* **Document excerpt**

+ + + + +

As you can see the required sample size is equal to 217, i.e., we need 217 valid responses to make an inference of the population proportion with the required Acceptable error and Confidence level. This number again assumes an Incidence and Response rate of 100%. The example suggests the population of interest has only 5000 people so it may be worthwhile to apply a correction for population size.
In the screen shot above we clicked Yes
to apply the population correction and then entered 5000 as the population size. The required number of valid responses drops only slightly from 217 to 208.
In general, the size of the population can be influential when the sample size we need (\(n\)) is large compared to the size of the total population (\(N\)). For example, if the population was only 250 people the adjusted sample size would have been 117 rather than 217.

+ + + + +

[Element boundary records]

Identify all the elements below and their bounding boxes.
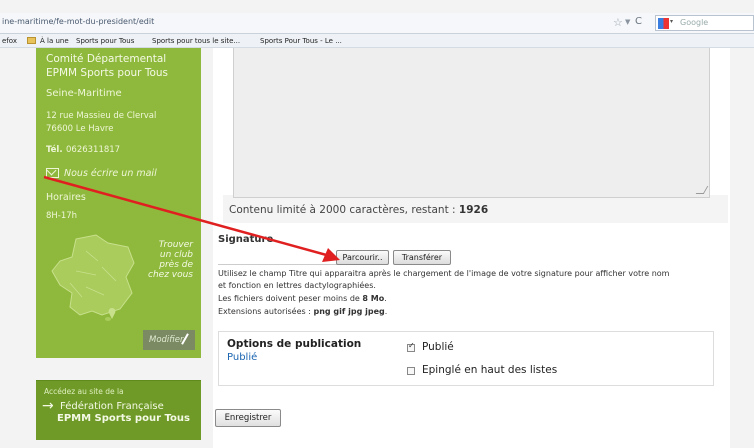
hours-label: Horaires	[46, 192, 86, 203]
extensions-help: Extensions autorisées : png gif jpg jpeg…	[218, 307, 388, 316]
map-pin-icon	[108, 308, 116, 319]
upload-button[interactable]: Transférer	[393, 250, 451, 265]
federation-link-box[interactable]: Accédez au site de la → Fédération Franç…	[36, 380, 201, 440]
signature-help-line1: Utilisez le champ Titre qui apparaitra a…	[218, 269, 670, 278]
find-club-line: près de	[159, 260, 193, 270]
signature-help-line2: et fonction en lettres dactylographiées.	[218, 281, 376, 290]
published-checkbox[interactable]	[407, 341, 415, 352]
resize-handle-icon[interactable]	[695, 186, 709, 194]
federation-line1: Fédération Française	[60, 401, 164, 412]
published-label[interactable]: Publié	[422, 341, 454, 353]
federation-intro: Accédez au site de la	[44, 387, 124, 396]
page-margin	[730, 48, 754, 448]
mail-icon[interactable]	[46, 168, 59, 178]
publication-options: Options de publication Publié Publié Epi…	[218, 331, 714, 386]
hours-value: 8H-17h	[46, 211, 78, 221]
bookmarks-toolbar: efox À la une Sports pour Tous Sports po…	[0, 34, 754, 48]
text-editor-area[interactable]	[233, 48, 710, 198]
arrow-right-icon: →	[42, 398, 54, 414]
signature-label: Signature	[218, 234, 274, 245]
options-title: Options de publication	[227, 338, 362, 350]
counter-text: Contenu limité à 2000 caractères, restan…	[229, 204, 456, 216]
file-size-help: Les fichiers doivent peser moins de 8 Mo…	[218, 294, 387, 303]
edit-button[interactable]: Modifier	[143, 330, 195, 350]
character-counter: Contenu limité à 2000 caractères, restan…	[229, 204, 488, 216]
bookmark-item[interactable]: Sports pour tous le site...	[152, 37, 240, 45]
find-club-line: Trouver	[158, 240, 193, 250]
chevron-down-icon[interactable]: ▾	[670, 18, 673, 25]
address-text[interactable]: ine-maritime/fe-mot-du-president/edit	[2, 17, 154, 26]
search-engine-icon	[658, 18, 669, 29]
search-box[interactable]: ▾ Google	[655, 15, 754, 31]
extensions-list: png gif jpg jpeg	[313, 307, 385, 316]
contact-sidebar: Comité Départemental EPMM Sports pour To…	[36, 48, 201, 358]
edit-button-label: Modifier	[149, 335, 184, 345]
france-map-icon[interactable]	[46, 231, 146, 321]
reload-icon[interactable]: C	[635, 16, 642, 27]
pinned-checkbox[interactable]	[407, 367, 415, 375]
pinned-label[interactable]: Epinglé en haut des listes	[422, 364, 557, 376]
find-club-line: un club	[159, 250, 193, 260]
browser-url-bar[interactable]: ine-maritime/fe-mot-du-president/edit ☆ …	[0, 13, 754, 34]
file-size-text: Les fichiers doivent peser moins de	[218, 294, 360, 303]
folder-icon	[27, 37, 36, 45]
phone-label: Tél.	[46, 145, 63, 155]
search-placeholder: Google	[680, 18, 709, 27]
region-name: Seine-Maritime	[46, 88, 122, 99]
dropdown-arrow-icon[interactable]: ▼	[625, 18, 630, 26]
phone-number: 0626311817	[66, 145, 121, 155]
bookmark-item[interactable]: Sports pour Tous	[76, 37, 134, 45]
org-name-line1: Comité Départemental	[46, 53, 167, 65]
bookmark-item[interactable]: Sports Pour Tous - Le ...	[260, 37, 342, 45]
file-size-limit: 8 Mo	[362, 294, 385, 303]
bookmark-item[interactable]: À la une	[40, 37, 69, 45]
org-name-line2: EPMM Sports pour Tous	[46, 67, 168, 79]
options-status[interactable]: Publié	[227, 352, 257, 363]
browse-button[interactable]: Parcourir..	[336, 250, 389, 265]
address-line1: 12 rue Massieu de Clerval	[46, 111, 157, 121]
main-content: Contenu limité à 2000 caractères, restan…	[213, 48, 730, 448]
find-club-line: chez vous	[148, 270, 193, 280]
bookmark-item[interactable]: efox	[2, 37, 17, 45]
bookmark-star-icon[interactable]: ☆	[613, 16, 623, 29]
counter-value: 1926	[458, 204, 489, 216]
mail-link[interactable]: Nous écrire un mail	[64, 168, 157, 179]
save-button[interactable]: Enregistrer	[215, 409, 281, 427]
page: ine-maritime/fe-mot-du-president/edit ☆ …	[0, 0, 754, 448]
federation-line2: EPMM Sports pour Tous	[57, 413, 190, 424]
extensions-text: Extensions autorisées :	[218, 307, 311, 316]
find-club-link[interactable]: Trouver un club près de chez vous	[148, 240, 193, 280]
address-line2: 76600 Le Havre	[46, 124, 114, 134]
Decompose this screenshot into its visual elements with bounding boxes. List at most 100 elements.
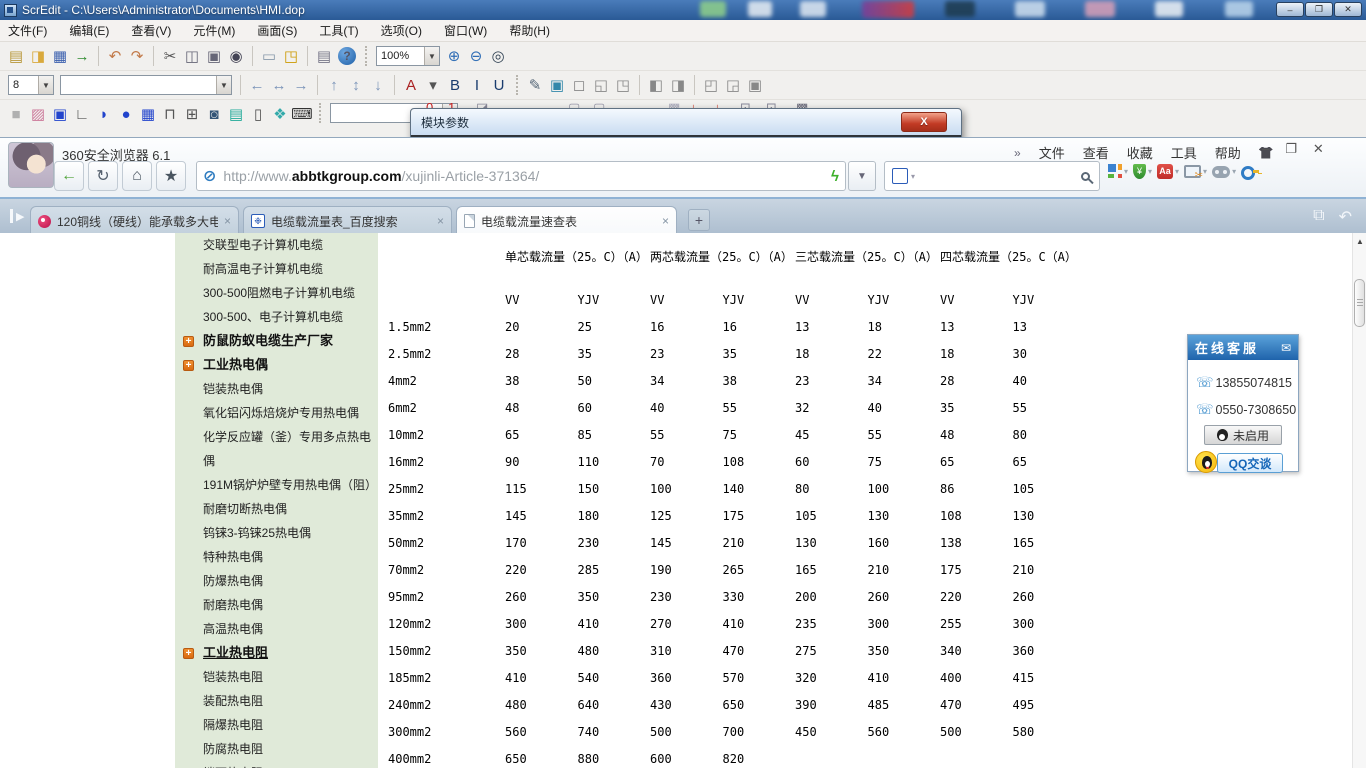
rect-icon[interactable]: ▣: [49, 103, 71, 125]
screedit-close-button[interactable]: ✕: [1334, 2, 1362, 17]
layer-lock-icon[interactable]: ▣: [744, 74, 766, 96]
sidebar-item-1[interactable]: +耐高温电子计算机电缆: [175, 257, 378, 281]
sidebar-item-12[interactable]: +特种热电偶: [175, 545, 378, 569]
dialog-titlebar[interactable]: 模块参数: [411, 109, 961, 135]
security-shield-button[interactable]: ▾: [1133, 164, 1152, 179]
animation-icon[interactable]: ❖: [269, 103, 291, 125]
pattern-icon[interactable]: ▦: [137, 103, 159, 125]
browser-restore-button[interactable]: ❐: [1285, 141, 1297, 157]
sidebar-item-19[interactable]: +隔爆热电阻: [175, 713, 378, 737]
sidebar-item-21[interactable]: +端面热电阻: [175, 761, 378, 768]
font-size-combo[interactable]: 8▼: [8, 75, 54, 95]
new-file-icon[interactable]: ▤: [5, 45, 27, 67]
new-window-tabs-icon[interactable]: ⧉: [1313, 207, 1324, 227]
image-icon[interactable]: ▣: [546, 74, 568, 96]
new-tab-button[interactable]: +: [688, 209, 710, 231]
sidebar-item-3[interactable]: +300-500、电子计算机电缆: [175, 305, 378, 329]
screedit-menu-2[interactable]: 查看(V): [131, 22, 171, 39]
pen-icon[interactable]: ✎: [524, 74, 546, 96]
search-engine-dropdown-icon[interactable]: ▾: [911, 172, 915, 181]
screen-name-combo[interactable]: ▼: [60, 75, 232, 95]
display-icon[interactable]: ▤: [225, 103, 247, 125]
sidebar-item-15[interactable]: +高温热电偶: [175, 617, 378, 641]
screedit-menu-0[interactable]: 文件(F): [8, 22, 47, 39]
search-box[interactable]: ▾: [884, 161, 1100, 191]
screedit-menu-6[interactable]: 选项(O): [381, 22, 422, 39]
redo-icon[interactable]: ↷: [126, 45, 148, 67]
sidebar-item-4[interactable]: +防鼠防蚁电缆生产厂家: [175, 329, 378, 353]
ungroup-icon[interactable]: ◨: [667, 74, 689, 96]
tab-close-icon[interactable]: ×: [662, 214, 669, 228]
sidebar-item-14[interactable]: +耐磨热电偶: [175, 593, 378, 617]
keyboard-icon[interactable]: ⌨: [291, 103, 313, 125]
color-dropdown-icon[interactable]: ▾: [422, 74, 444, 96]
fit-height-icon[interactable]: ◳: [612, 74, 634, 96]
bold-icon[interactable]: B: [444, 74, 466, 96]
zoom-out-icon[interactable]: ⊖: [465, 45, 487, 67]
tab-0[interactable]: 120铜线（硬线）能承载多大电×: [30, 206, 239, 235]
refresh-button[interactable]: ↻: [88, 161, 118, 191]
search-icon[interactable]: [1081, 172, 1090, 181]
fit-width-icon[interactable]: ◱: [590, 74, 612, 96]
arc-icon[interactable]: ◗: [93, 103, 115, 125]
font-color-icon[interactable]: A: [400, 74, 422, 96]
screedit-minimize-button[interactable]: –: [1276, 2, 1304, 17]
layer-front-icon[interactable]: ◰: [700, 74, 722, 96]
translate-button[interactable]: ▾: [1157, 164, 1179, 179]
hatch-icon[interactable]: ▨: [27, 103, 49, 125]
cut-icon[interactable]: ✂: [159, 45, 181, 67]
login-key-button[interactable]: [1241, 163, 1259, 179]
save-icon[interactable]: ▦: [49, 45, 71, 67]
tab-1[interactable]: 电缆载流量表_百度搜索×: [243, 206, 452, 235]
speed-mode-icon[interactable]: ϟ: [831, 168, 839, 185]
polyline-icon[interactable]: ∟: [71, 103, 93, 125]
scroll-up-icon[interactable]: ▲: [1353, 237, 1366, 246]
copy-icon[interactable]: ◫: [181, 45, 203, 67]
sidebar-item-6[interactable]: +铠装热电偶: [175, 377, 378, 401]
games-button[interactable]: ▾: [1212, 164, 1236, 178]
tab-2[interactable]: 电缆载流量速查表×: [456, 206, 677, 235]
sidebar-item-18[interactable]: +装配热电阻: [175, 689, 378, 713]
sidebar-item-16[interactable]: +工业热电阻: [175, 641, 378, 665]
screedit-menu-5[interactable]: 工具(T): [319, 22, 358, 39]
favorite-button[interactable]: ★: [156, 161, 186, 191]
door-icon[interactable]: ▯: [247, 103, 269, 125]
url-text[interactable]: http://www.abbtkgroup.com/xujinli-Articl…: [223, 168, 825, 184]
help-icon[interactable]: ?: [338, 47, 356, 65]
screedit-menu-8[interactable]: 帮助(H): [509, 22, 550, 39]
apps-grid-button[interactable]: ▾: [1108, 164, 1128, 178]
group-icon[interactable]: ◧: [645, 74, 667, 96]
tab-list-icon[interactable]: ▶: [10, 209, 24, 223]
screenshot-button[interactable]: ▾: [1184, 165, 1207, 178]
home-button[interactable]: ⌂: [122, 161, 152, 191]
layer-back-icon[interactable]: ◲: [722, 74, 744, 96]
open-file-icon[interactable]: ◨: [27, 45, 49, 67]
paste-icon[interactable]: ▣: [203, 45, 225, 67]
address-dropdown-button[interactable]: ▼: [848, 161, 876, 191]
zoom-in-icon[interactable]: ⊕: [443, 45, 465, 67]
undo-icon[interactable]: ↶: [104, 45, 126, 67]
sidebar-item-7[interactable]: +氧化铝闪烁焙烧炉专用热电偶: [175, 401, 378, 425]
italic-icon[interactable]: I: [466, 74, 488, 96]
browser-minimize-button[interactable]: –: [1262, 141, 1269, 157]
sidebar-item-0[interactable]: +交联型电子计算机电缆: [175, 233, 378, 257]
ellipse-icon[interactable]: ●: [115, 103, 137, 125]
align-bottom-icon[interactable]: ↓: [367, 74, 389, 96]
zoom-combo[interactable]: 100%▼: [376, 46, 440, 66]
screedit-menu-7[interactable]: 窗口(W): [444, 22, 487, 39]
sidebar-item-17[interactable]: +铠装热电阻: [175, 665, 378, 689]
sidebar-item-11[interactable]: +钨铼3-钨铼25热电偶: [175, 521, 378, 545]
underline-icon[interactable]: U: [488, 74, 510, 96]
align-h-center-icon[interactable]: ↔: [268, 74, 290, 96]
sidebar-item-9[interactable]: +191M锅炉炉壁专用热电偶（阻）: [175, 473, 378, 497]
export-icon[interactable]: →: [71, 45, 93, 67]
reopen-tab-icon[interactable]: ↶: [1339, 207, 1352, 227]
align-top-icon[interactable]: ↑: [323, 74, 345, 96]
window-part-icon[interactable]: ⊞: [181, 103, 203, 125]
dialog-close-button[interactable]: X: [901, 112, 947, 132]
baidu-search-engine-icon[interactable]: [892, 168, 908, 184]
sidebar-item-8[interactable]: +化学反应罐（釜）专用多点热电偶: [175, 425, 378, 473]
screedit-menu-1[interactable]: 编辑(E): [69, 22, 109, 39]
screedit-restore-button[interactable]: ❐: [1305, 2, 1333, 17]
scrollbar-thumb[interactable]: [1354, 279, 1365, 327]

+ + + + +

* **Written task 1**
In the sample size passage, what adjusted sample size is given for a population of only 250 people?
* **Written task 2**
Print the part of the sample size passage that begins at the words "In general, the" and stops after the words "rather than 217.".
* **Written task 3**
Give what follows the final sentence of the sample size passage.

* **Task response 1**
The adjusted sample size would have been 117.

* **Task response 2**
In general, the size of the population can be influential when the sample size we need (\(n\)) is large compared to the size of the total population (\(N\)). For example, if the population was only 250 people the adjusted sample size would have been 117 rather than 217.

* **Task response 3**
\[ n = \frac{ z^2 \times s^2 }{ E^2 } \]
where \(n\) is the sample size, \(z\) is the z-value associated with the desired level of confidence (e.g., 1.96 for 95% confidence), \(s\) is the sample standard deviation, and \(E\) is the acceptable error. Even if you have not seen the equation above before you may recall the formula for a confidence interval:
\[ x \pm z \frac{s}{\sqrt{n}} \]
The boundaries around \(x\) are equal to \(E\), i.e., the acceptable error. Squaring both sides and rearranging terms gives the formula for sample size:
\[ E = z \frac{s}{\sqrt{n}} \; \Rightarrow \; n = \frac{ z^2 \times s^2 }{ E^2 } \]
\[ n = \frac{ z^2 \times p(1-p) }{ E^2 } \]
where \(n\) is the sample size, \(z\) is the z-value associated with the desired level of confidence (e.g., 1.96 for 95% confidence), \(p\) is the sample proportion, and \(E\) is the acceptable error. Even if you have not seen the equation above before you may recall the formula for a confidence interval:
\[ p \pm z \sqrt{ \frac{p(1-p)}{n} } \]
The boundaries around \(p\) are equal to \(E\), i.e., the acceptable error. Squaring both sides and rearranging terms gives the formula for sample size:
\[ E = z \sqrt{ \frac{p(1-p)}{n} } \; \Rightarrow \; n = \frac{ z^2 p(1-p) }{ E^2 } \]
While we can always apply a population correction, the size of the population can have a substantial impact on the required sample size when (\(n\)) is large compared to the size of the total population (\(N\)).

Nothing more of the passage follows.